**Short problem**. Among the lines below, count those containing the word "můžeš". Give the number only.

------------------------------------------------------------

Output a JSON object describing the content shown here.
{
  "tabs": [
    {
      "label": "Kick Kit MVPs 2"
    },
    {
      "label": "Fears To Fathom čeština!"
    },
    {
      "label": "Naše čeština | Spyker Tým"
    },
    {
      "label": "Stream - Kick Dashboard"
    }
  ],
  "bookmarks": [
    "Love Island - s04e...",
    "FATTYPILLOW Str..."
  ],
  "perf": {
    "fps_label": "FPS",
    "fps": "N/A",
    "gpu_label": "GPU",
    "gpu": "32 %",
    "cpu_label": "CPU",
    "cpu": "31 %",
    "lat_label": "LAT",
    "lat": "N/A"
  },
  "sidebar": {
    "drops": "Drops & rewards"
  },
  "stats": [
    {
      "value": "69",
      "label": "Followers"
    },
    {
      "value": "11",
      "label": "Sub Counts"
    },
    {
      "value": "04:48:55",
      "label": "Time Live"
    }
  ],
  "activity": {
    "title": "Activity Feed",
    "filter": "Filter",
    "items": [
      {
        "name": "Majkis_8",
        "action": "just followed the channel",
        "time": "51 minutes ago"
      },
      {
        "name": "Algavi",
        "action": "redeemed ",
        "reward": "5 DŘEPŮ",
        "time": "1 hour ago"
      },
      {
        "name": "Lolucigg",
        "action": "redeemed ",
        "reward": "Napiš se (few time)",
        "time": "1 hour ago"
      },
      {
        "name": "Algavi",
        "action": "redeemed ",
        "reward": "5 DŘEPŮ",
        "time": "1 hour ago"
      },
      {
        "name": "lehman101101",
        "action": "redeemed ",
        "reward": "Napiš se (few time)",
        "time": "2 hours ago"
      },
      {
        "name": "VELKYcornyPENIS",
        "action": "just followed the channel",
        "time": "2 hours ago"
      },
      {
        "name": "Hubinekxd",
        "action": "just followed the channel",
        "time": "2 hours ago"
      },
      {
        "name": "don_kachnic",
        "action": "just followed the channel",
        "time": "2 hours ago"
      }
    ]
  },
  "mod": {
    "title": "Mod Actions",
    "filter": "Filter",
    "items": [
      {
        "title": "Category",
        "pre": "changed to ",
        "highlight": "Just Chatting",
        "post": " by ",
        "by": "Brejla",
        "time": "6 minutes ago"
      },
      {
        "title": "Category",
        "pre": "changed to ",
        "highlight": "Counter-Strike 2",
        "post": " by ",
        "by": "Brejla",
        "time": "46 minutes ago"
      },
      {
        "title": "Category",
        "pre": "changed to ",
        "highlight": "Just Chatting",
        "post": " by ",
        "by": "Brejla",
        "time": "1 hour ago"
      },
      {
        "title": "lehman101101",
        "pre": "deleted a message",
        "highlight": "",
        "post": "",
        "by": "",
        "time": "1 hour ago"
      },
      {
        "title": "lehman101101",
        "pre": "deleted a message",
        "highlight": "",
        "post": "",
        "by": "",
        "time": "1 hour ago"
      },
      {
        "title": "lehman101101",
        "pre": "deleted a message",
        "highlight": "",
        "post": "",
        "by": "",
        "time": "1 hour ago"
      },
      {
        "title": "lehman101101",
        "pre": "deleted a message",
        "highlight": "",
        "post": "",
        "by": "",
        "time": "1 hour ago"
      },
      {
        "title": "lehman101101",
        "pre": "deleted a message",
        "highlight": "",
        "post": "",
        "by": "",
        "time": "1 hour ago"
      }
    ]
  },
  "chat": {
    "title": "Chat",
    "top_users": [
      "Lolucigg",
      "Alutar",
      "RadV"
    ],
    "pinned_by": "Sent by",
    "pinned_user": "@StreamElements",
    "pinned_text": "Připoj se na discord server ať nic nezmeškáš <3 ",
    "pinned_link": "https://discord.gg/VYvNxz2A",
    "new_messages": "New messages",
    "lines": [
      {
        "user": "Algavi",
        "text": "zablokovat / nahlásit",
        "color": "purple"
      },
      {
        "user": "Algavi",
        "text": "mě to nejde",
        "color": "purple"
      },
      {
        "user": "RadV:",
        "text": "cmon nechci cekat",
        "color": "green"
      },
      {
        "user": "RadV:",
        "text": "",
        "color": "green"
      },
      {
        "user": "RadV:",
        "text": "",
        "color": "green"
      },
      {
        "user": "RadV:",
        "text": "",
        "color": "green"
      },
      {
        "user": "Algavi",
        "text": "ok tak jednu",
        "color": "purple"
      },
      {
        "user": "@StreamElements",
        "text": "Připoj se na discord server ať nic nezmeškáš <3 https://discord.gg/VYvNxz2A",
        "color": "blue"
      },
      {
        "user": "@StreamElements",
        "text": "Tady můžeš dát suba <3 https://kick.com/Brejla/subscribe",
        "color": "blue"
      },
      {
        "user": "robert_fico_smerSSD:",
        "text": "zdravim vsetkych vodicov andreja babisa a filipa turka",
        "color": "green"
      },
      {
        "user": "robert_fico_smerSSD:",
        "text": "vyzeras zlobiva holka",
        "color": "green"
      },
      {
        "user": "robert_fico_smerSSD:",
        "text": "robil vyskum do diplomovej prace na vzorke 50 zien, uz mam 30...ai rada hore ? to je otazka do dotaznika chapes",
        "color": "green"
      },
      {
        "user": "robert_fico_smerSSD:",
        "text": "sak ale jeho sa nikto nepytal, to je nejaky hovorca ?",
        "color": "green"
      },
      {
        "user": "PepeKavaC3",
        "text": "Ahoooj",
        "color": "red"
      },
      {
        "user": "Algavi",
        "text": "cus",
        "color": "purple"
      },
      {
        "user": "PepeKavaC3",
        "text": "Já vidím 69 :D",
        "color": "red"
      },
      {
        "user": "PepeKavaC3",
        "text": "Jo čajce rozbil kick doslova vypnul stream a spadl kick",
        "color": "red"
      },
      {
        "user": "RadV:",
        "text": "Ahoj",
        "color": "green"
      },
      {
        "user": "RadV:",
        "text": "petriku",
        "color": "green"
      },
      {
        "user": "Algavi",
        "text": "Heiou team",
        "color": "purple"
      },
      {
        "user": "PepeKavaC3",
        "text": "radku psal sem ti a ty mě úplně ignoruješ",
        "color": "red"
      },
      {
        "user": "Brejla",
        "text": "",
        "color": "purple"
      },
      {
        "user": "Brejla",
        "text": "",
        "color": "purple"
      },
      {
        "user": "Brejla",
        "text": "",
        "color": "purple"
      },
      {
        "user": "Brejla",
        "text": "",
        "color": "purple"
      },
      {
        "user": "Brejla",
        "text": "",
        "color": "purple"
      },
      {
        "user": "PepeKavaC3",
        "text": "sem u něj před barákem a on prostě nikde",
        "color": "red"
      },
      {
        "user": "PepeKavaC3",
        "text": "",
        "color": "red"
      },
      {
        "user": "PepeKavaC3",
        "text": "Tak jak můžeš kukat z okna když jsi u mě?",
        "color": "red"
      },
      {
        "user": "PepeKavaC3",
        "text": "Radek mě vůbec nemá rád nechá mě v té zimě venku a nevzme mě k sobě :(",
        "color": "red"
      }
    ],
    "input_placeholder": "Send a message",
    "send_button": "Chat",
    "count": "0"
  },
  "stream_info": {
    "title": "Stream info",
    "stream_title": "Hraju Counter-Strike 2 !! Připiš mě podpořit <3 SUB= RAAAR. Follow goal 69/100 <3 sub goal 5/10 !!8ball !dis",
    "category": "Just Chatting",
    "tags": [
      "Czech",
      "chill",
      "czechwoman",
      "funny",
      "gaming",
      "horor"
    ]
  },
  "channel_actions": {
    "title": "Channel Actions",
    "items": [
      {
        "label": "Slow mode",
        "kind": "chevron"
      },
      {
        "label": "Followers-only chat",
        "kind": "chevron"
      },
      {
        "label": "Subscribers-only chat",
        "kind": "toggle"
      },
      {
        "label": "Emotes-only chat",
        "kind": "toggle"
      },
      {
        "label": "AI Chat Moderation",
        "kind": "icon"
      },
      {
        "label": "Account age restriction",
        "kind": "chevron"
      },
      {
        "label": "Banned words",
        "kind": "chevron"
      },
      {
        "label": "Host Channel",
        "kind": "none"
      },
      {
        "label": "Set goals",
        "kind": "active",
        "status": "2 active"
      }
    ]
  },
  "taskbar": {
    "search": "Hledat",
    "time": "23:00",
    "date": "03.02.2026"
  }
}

------------------------------------------------------------

**Result**. 2